[Opening Data supplied section]
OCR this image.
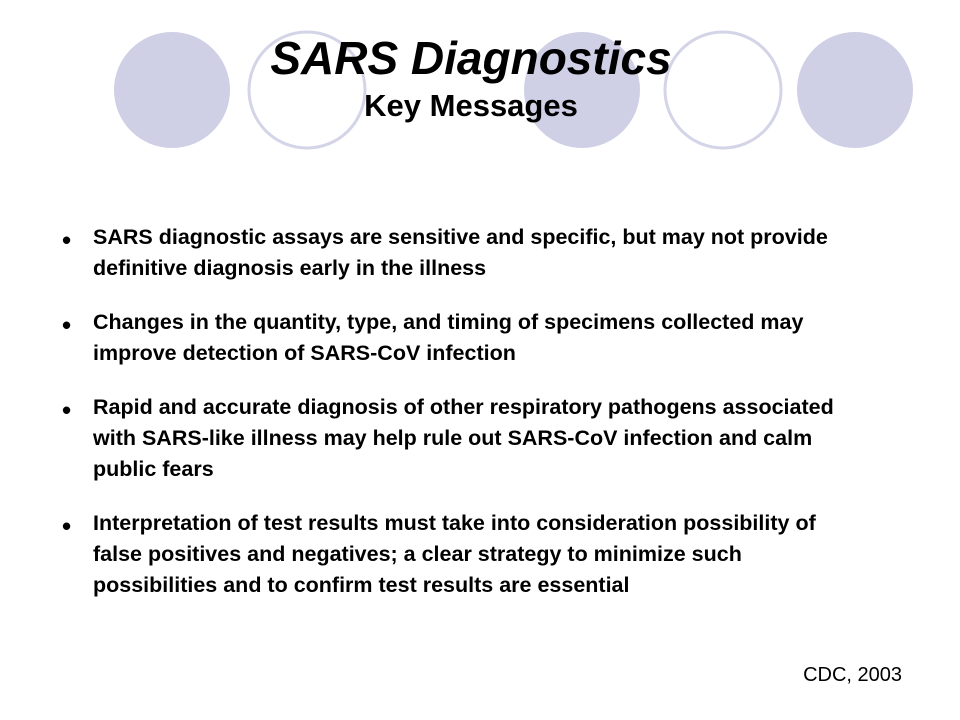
SARS Diagnostics
Key Messages
• SARS diagnostic assays are sensitive and specific, but may not provide definitive diagnosis early in the illness
• Changes in the quantity, type, and timing of specimens collected may improve detection of SARS-CoV infection
• Rapid and accurate diagnosis of other respiratory pathogens associated with SARS-like illness may help rule out SARS-CoV infection and calm public fears
• Interpretation of test results must take into consideration possibility of false positives and negatives; a clear strategy to minimize such possibilities and to confirm test results are essential
CDC, 2003
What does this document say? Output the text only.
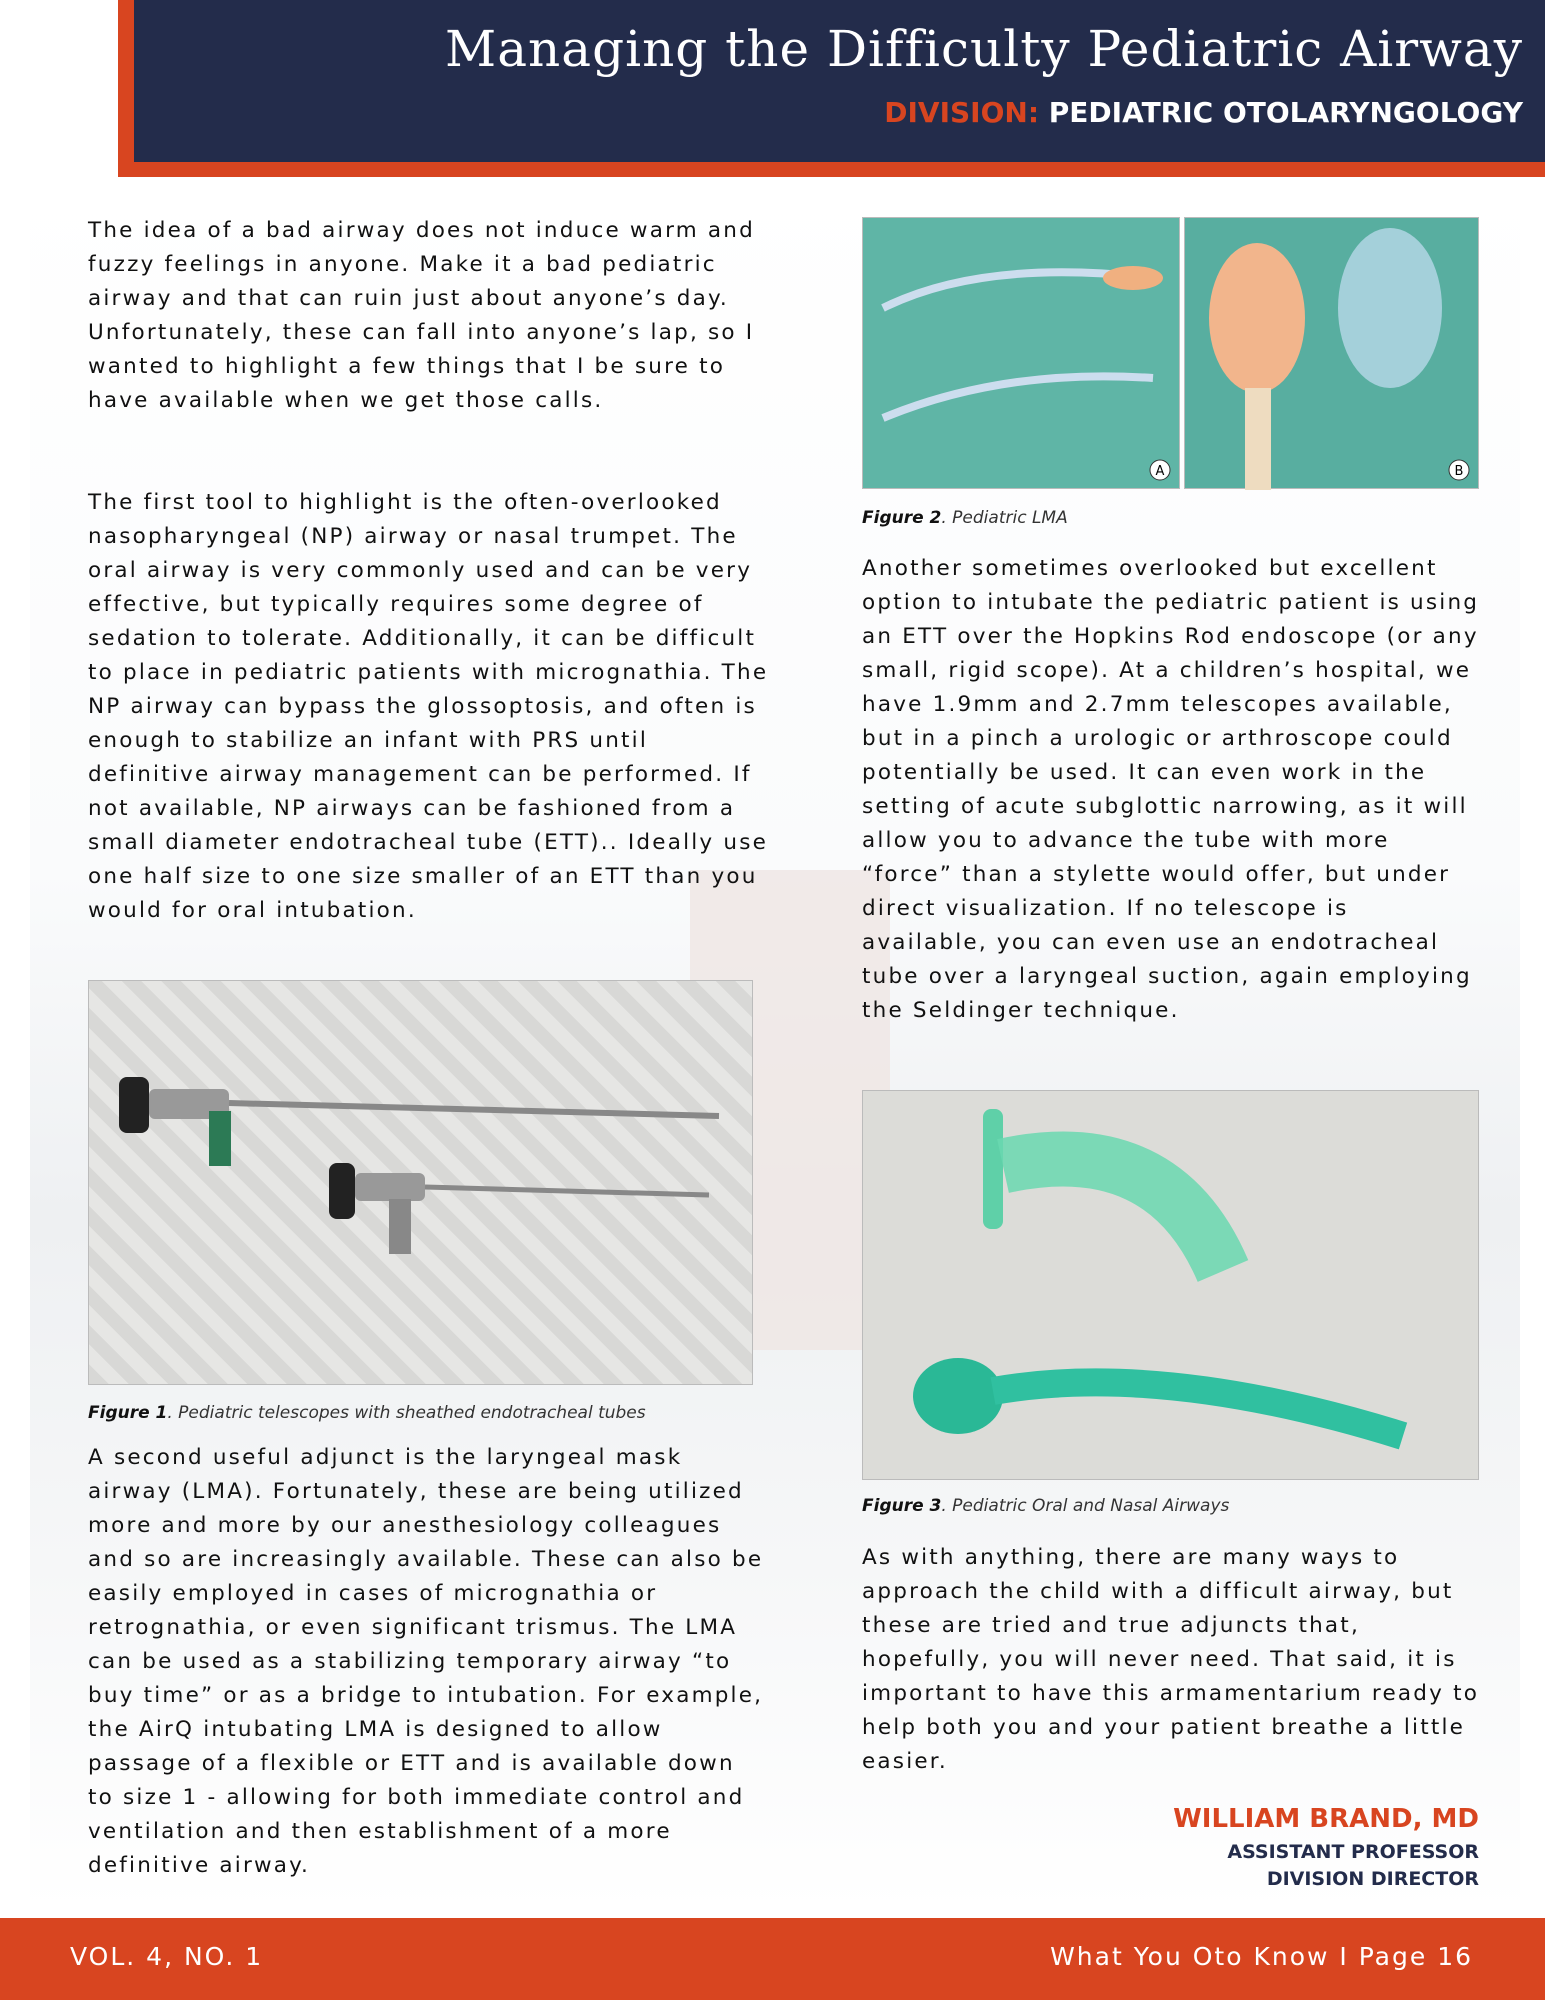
Managing the Difficulty Pediatric Airway
DIVISION: PEDIATRIC OTOLARYNGOLOGY
The idea of a bad airway does not induce warm and fuzzy feelings in anyone. Make it a bad pediatric airway and that can ruin just about anyone’s day. Unfortunately, these can fall into anyone’s lap, so I wanted to highlight a few things that I be sure to have available when we get those calls.
The first tool to highlight is the often-overlooked nasopharyngeal (NP) airway or nasal trumpet. The oral airway is very commonly used and can be very effective, but typically requires some degree of sedation to tolerate. Additionally, it can be difficult to place in pediatric patients with micrognathia. The NP airway can bypass the glossoptosis, and often is enough to stabilize an infant with PRS until definitive airway management can be performed. If not available, NP airways can be fashioned from a small diameter endotracheal tube (ETT).. Ideally use one half size to one size smaller of an ETT than you would for oral intubation.
Figure 1. Pediatric telescopes with sheathed endotracheal tubes
A second useful adjunct is the laryngeal mask airway (LMA). Fortunately, these are being utilized more and more by our anesthesiology colleagues and so are increasingly available. These can also be easily employed in cases of micrognathia or retrognathia, or even significant trismus. The LMA can be used as a stabilizing temporary airway “to buy time” or as a bridge to intubation. For example, the AirQ intubating LMA is designed to allow passage of a flexible or ETT and is available down to size 1 - allowing for both immediate control and ventilation and then establishment of a more definitive airway.
A	B
Figure 2. Pediatric LMA
Another sometimes overlooked but excellent option to intubate the pediatric patient is using an ETT over the Hopkins Rod endoscope (or any small, rigid scope). At a children’s hospital, we have 1.9mm and 2.7mm telescopes available, but in a pinch a urologic or arthroscope could potentially be used. It can even work in the setting of acute subglottic narrowing, as it will allow you to advance the tube with more “force” than a stylette would offer, but under direct visualization. If no telescope is available, you can even use an endotracheal tube over a laryngeal suction, again employing the Seldinger technique.
Figure 3. Pediatric Oral and Nasal Airways
As with anything, there are many ways to approach the child with a difficult airway, but these are tried and true adjuncts that, hopefully, you will never need. That said, it is important to have this armamentarium ready to help both you and your patient breathe a little easier.
WILLIAM BRAND, MD
ASSISTANT PROFESSOR
DIVISION DIRECTOR
VOL. 4, NO. 1	What You Oto Know I Page 16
[Closing Data supplied section]
● The problem: What lines above contain the string "size"? Copy all of them.

● Response box:
The first tool to highlight is the often-overlooked nasopharyngeal (NP) airway or nasal trumpet. The oral airway is very commonly used and can be very effective, but typically requires some degree of sedation to tolerate. Additionally, it can be difficult to place in pediatric patients with micrognathia. The NP airway can bypass the glossoptosis, and often is enough to stabilize an infant with PRS until definitive airway management can be performed. If not available, NP airways can be fashioned from a small diameter endotracheal tube (ETT).. Ideally use one half size to one size smaller of an ETT than you would for oral intubation.
A second useful adjunct is the laryngeal mask airway (LMA). Fortunately, these are being utilized more and more by our anesthesiology colleagues and so are increasingly available. These can also be easily employed in cases of micrognathia or retrognathia, or even significant trismus. The LMA can be used as a stabilizing temporary airway “to buy time” or as a bridge to intubation. For example, the AirQ intubating LMA is designed to allow passage of a flexible or ETT and is available down to size 1 - allowing for both immediate control and ventilation and then establishment of a more definitive airway.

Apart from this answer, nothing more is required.